Copy out each line containing "trois" from the entries below.

→ Stored data
[start]
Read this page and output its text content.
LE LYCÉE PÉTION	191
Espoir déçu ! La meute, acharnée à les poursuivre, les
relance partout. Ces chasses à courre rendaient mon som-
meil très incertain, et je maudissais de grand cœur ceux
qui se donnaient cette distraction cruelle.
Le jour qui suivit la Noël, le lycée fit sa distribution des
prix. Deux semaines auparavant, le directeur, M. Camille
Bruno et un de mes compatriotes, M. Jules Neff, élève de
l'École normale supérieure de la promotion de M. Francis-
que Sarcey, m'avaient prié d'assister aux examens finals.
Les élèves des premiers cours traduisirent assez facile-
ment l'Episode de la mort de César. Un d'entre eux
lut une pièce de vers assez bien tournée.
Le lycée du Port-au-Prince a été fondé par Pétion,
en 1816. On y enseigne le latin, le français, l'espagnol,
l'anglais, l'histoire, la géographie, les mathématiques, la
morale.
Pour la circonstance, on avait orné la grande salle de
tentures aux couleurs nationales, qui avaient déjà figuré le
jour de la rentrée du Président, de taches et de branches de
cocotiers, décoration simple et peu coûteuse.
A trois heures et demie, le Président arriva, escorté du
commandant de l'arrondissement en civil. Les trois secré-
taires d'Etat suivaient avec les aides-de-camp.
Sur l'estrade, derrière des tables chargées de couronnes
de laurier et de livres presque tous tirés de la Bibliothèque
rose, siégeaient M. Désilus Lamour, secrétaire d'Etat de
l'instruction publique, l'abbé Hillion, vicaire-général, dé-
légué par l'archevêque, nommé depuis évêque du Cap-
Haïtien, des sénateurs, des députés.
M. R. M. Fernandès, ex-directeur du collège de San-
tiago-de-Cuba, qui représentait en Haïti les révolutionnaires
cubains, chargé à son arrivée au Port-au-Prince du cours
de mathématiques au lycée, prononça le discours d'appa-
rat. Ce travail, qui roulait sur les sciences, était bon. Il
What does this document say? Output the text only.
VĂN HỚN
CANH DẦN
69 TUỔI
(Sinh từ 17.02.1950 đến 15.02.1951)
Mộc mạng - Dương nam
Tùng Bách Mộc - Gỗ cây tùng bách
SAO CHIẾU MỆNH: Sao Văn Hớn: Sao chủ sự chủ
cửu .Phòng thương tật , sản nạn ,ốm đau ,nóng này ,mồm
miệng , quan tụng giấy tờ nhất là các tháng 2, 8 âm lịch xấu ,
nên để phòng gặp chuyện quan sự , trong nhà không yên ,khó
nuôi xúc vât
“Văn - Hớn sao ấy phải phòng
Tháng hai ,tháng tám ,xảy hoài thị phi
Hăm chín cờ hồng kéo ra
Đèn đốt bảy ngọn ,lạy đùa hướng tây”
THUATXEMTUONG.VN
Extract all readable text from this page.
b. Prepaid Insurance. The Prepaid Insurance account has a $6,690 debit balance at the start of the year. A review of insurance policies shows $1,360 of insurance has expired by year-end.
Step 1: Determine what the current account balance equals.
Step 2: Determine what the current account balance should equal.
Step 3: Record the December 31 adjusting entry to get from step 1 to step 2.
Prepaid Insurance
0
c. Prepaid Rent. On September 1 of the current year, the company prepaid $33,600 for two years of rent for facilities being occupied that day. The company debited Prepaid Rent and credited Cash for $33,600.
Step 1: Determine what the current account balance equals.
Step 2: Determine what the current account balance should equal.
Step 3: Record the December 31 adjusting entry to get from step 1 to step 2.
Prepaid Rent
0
[end]
→ Worked answer
A trois heures et demie, le Président arriva, escorté du
commandant de l'arrondissement en civil. Les trois secré-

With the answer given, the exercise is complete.